>> Start

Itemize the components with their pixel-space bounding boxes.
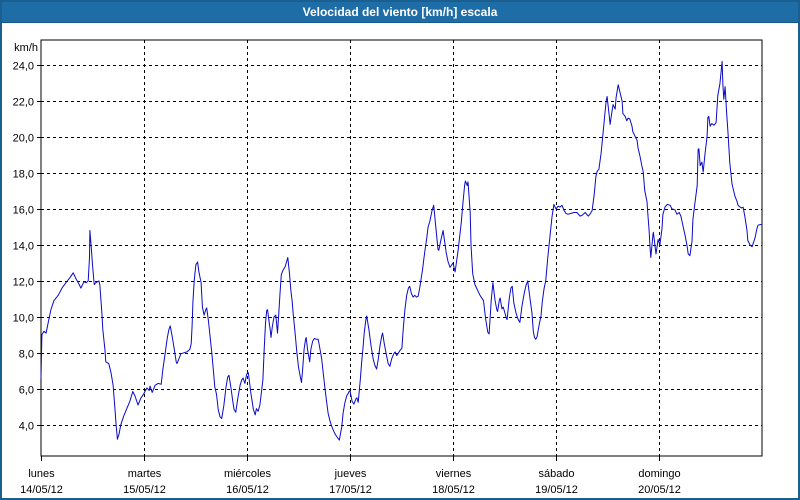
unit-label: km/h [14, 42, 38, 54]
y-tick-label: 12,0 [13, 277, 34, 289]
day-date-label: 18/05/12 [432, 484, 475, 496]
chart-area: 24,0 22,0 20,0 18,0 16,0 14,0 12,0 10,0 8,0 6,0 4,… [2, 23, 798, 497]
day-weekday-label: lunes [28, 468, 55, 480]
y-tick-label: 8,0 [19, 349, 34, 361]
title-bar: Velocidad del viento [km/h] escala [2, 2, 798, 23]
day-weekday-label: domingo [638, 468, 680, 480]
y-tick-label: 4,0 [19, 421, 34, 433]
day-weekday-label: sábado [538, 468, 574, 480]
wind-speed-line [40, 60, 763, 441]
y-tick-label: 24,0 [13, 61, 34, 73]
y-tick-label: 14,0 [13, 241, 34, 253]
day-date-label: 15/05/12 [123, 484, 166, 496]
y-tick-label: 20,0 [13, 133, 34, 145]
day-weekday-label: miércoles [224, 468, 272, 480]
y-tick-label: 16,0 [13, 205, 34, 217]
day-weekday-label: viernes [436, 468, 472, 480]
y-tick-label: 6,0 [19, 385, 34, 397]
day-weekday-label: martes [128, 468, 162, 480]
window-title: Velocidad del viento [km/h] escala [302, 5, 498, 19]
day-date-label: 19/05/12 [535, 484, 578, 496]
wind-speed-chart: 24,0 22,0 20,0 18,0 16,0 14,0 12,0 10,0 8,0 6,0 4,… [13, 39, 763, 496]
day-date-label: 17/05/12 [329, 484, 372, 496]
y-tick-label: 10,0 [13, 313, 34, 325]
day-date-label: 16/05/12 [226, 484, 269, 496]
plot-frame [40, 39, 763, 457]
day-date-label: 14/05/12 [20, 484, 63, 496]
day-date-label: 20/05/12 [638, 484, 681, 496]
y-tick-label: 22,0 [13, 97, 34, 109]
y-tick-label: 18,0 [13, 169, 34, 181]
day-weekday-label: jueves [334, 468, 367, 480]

>> End

WHAT IS NEEDED →
Count the lines of the items above that contain the word "escala". Give only the number.

SOLUTION FOR THIS EXERCISE →
2